## TASK
Rewrite the records from the line containing "y-right-axis-label: Detection probability" through the line containing "y-tick-label: 0.5 (163, 267, 187, 285)", swapping "x-tick-label" for "x-axis tick" and leaving everything else as is.

## INPUT DATA
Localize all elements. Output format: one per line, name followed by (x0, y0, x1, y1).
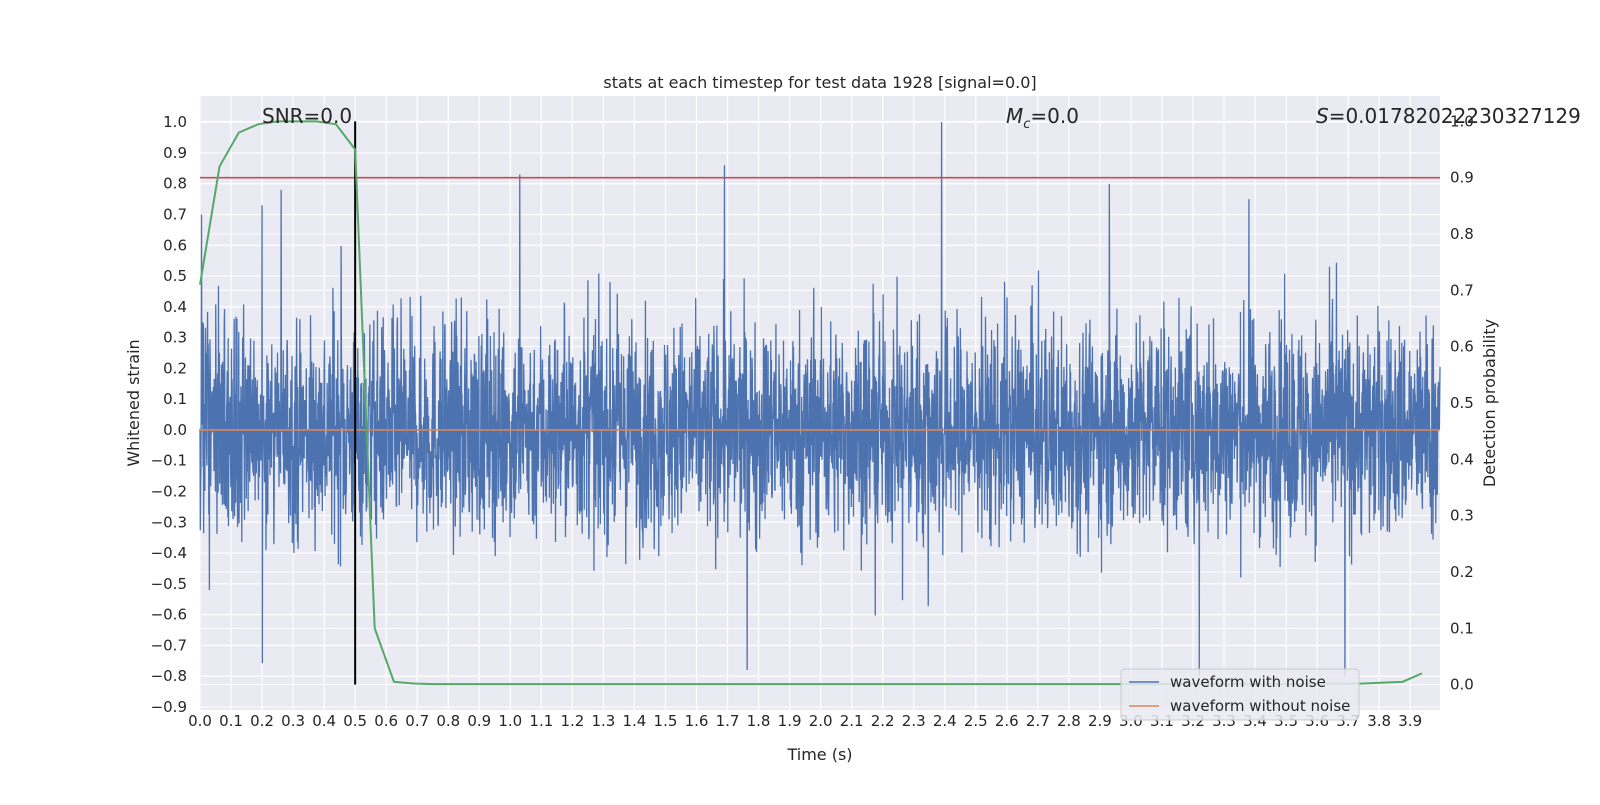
y-right-axis-label: Detection probability (1480, 319, 1499, 487)
x-tick-label: 0.4 (312, 712, 336, 730)
x-tick-label: 1.9 (778, 712, 802, 730)
y-tick-label: 0.3 (163, 329, 187, 347)
x-tick-label: 1.8 (747, 712, 771, 730)
x-tick-label: 0.1 (219, 712, 243, 730)
y-right-tick-label: 0.3 (1450, 507, 1474, 525)
x-tick-label: 1.6 (685, 712, 709, 730)
x-tick-label: 0.9 (467, 712, 491, 730)
s-symbol: S (1316, 104, 1329, 128)
x-tick-label: 0.6 (374, 712, 398, 730)
y-tick-label: 0.2 (163, 359, 187, 377)
y-tick-label: 0.5 (163, 267, 187, 285)
y-axis-label: Whitened strain (124, 339, 143, 466)
x-tick-label: 2.7 (1026, 712, 1050, 730)
y-tick-label: 1.0 (163, 113, 187, 131)
x-tick-label: 2.1 (840, 712, 864, 730)
waveform-with-noise-path (199, 122, 1441, 677)
x-tick-label: 2.5 (964, 712, 988, 730)
y-tick-label: 0.1 (163, 390, 187, 408)
x-tick-label: 3.8 (1367, 712, 1391, 730)
waveform-with-noise-line (199, 122, 1441, 677)
x-tick-label: 2.8 (1057, 712, 1081, 730)
x-tick-label: 2.0 (809, 712, 833, 730)
y-tick-label: −0.7 (151, 636, 187, 654)
mc-value: =0.0 (1030, 104, 1079, 128)
x-tick-label: 2.2 (871, 712, 895, 730)
y-tick-label: 0.8 (163, 175, 187, 193)
x-tick-label: 1.1 (529, 712, 553, 730)
mc-annotation: Mc=0.0 (1006, 104, 1079, 132)
y-tick-label: 0.9 (163, 144, 187, 162)
mc-subscript: c (1023, 117, 1030, 132)
x-tick-label: 0.8 (436, 712, 460, 730)
x-tick-label: 1.0 (498, 712, 522, 730)
y-right-tick-label: 0.1 (1450, 619, 1474, 637)
legend-box (1120, 668, 1360, 721)
y-tick-label: −0.8 (151, 667, 187, 685)
x-tick-label: 2.6 (995, 712, 1019, 730)
legend: waveform with noise waveform without noi… (1120, 668, 1360, 721)
y-right-tick-label: 0.9 (1450, 169, 1474, 187)
y-tick-label: −0.1 (151, 452, 187, 470)
y-tick-label: −0.5 (151, 575, 187, 593)
y-right-tick-label: 0.6 (1450, 338, 1474, 356)
mc-symbol: M (1006, 104, 1023, 128)
x-tick-label: 0.7 (405, 712, 429, 730)
legend-label-noise: waveform with noise (1170, 673, 1326, 691)
chart-title: stats at each timestep for test data 192… (603, 73, 1036, 92)
x-tick-label: 2.3 (902, 712, 926, 730)
x-tick-label: 0.3 (281, 712, 305, 730)
y-right-tick-label: 0.0 (1450, 676, 1474, 694)
y-right-tick-label: 0.2 (1450, 563, 1474, 581)
x-tick-label: 1.7 (716, 712, 740, 730)
y-tick-label: 0.6 (163, 236, 187, 254)
y-tick-label: −0.2 (151, 482, 187, 500)
y-tick-label: 0.7 (163, 205, 187, 223)
y-tick-label: −0.3 (151, 513, 187, 531)
y-right-tick-label: 0.7 (1450, 281, 1474, 299)
x-tick-label: 1.4 (623, 712, 647, 730)
y-tick-label: −0.4 (151, 544, 187, 562)
x-tick-label: 1.3 (591, 712, 615, 730)
y-tick-label: −0.6 (151, 606, 187, 624)
x-tick-label: 3.9 (1398, 712, 1422, 730)
x-tick-label: 1.5 (654, 712, 678, 730)
y-tick-labels: −0.9 −0.8 −0.7 −0.6 −0.5 −0.4 −0.3 −0.2 −0.1 0.0 0… (151, 113, 187, 716)
y-tick-label: −0.9 (151, 698, 187, 716)
x-tick-label: 1.2 (560, 712, 584, 730)
y-right-tick-label: 0.8 (1450, 225, 1474, 243)
s-annotation: S=0.01782022230327129 (1316, 104, 1581, 128)
legend-label-clean: waveform without noise (1170, 697, 1350, 715)
y-right-tick-label: 0.4 (1450, 450, 1474, 468)
marker-lines (200, 121, 1440, 685)
y-tick-label: 0.4 (163, 298, 187, 316)
x-tick-label: 0.2 (250, 712, 274, 730)
y-tick-label: 0.0 (163, 421, 187, 439)
x-tick-label: 0.5 (343, 712, 367, 730)
x-axis-label: Time (s) (786, 745, 852, 764)
y-right-tick-label: 0.5 (1450, 394, 1474, 412)
x-tick-label: 2.4 (933, 712, 957, 730)
snr-annotation: SNR=0.0 (262, 104, 352, 128)
s-value: =0.01782022230327129 (1329, 104, 1581, 128)
y-right-tick-label: 1.0 (1450, 112, 1474, 130)
x-tick-label: 0.0 (188, 712, 212, 730)
x-tick-label: 2.9 (1088, 712, 1112, 730)
y-right-tick-labels: 0.0 0.1 0.2 0.3 0.4 0.5 0.6 0.7 0.8 0.9 1.0 (1450, 112, 1474, 693)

## WRITTEN SOLUTION
y-right-axis-label: Detection probability (1480, 319, 1499, 487)
x-axis tick: 0.4 (312, 712, 336, 730)
x-axis tick: 1.9 (778, 712, 802, 730)
y-tick-label: 0.3 (163, 329, 187, 347)
x-axis tick: 1.8 (747, 712, 771, 730)
x-axis tick: 0.1 (219, 712, 243, 730)
y-right-tick-label: 0.3 (1450, 507, 1474, 525)
x-axis tick: 1.6 (685, 712, 709, 730)
x-axis tick: 0.9 (467, 712, 491, 730)
s-symbol: S (1316, 104, 1329, 128)
x-axis tick: 0.6 (374, 712, 398, 730)
y-tick-label: 0.2 (163, 359, 187, 377)
y-tick-label: 0.5 (163, 267, 187, 285)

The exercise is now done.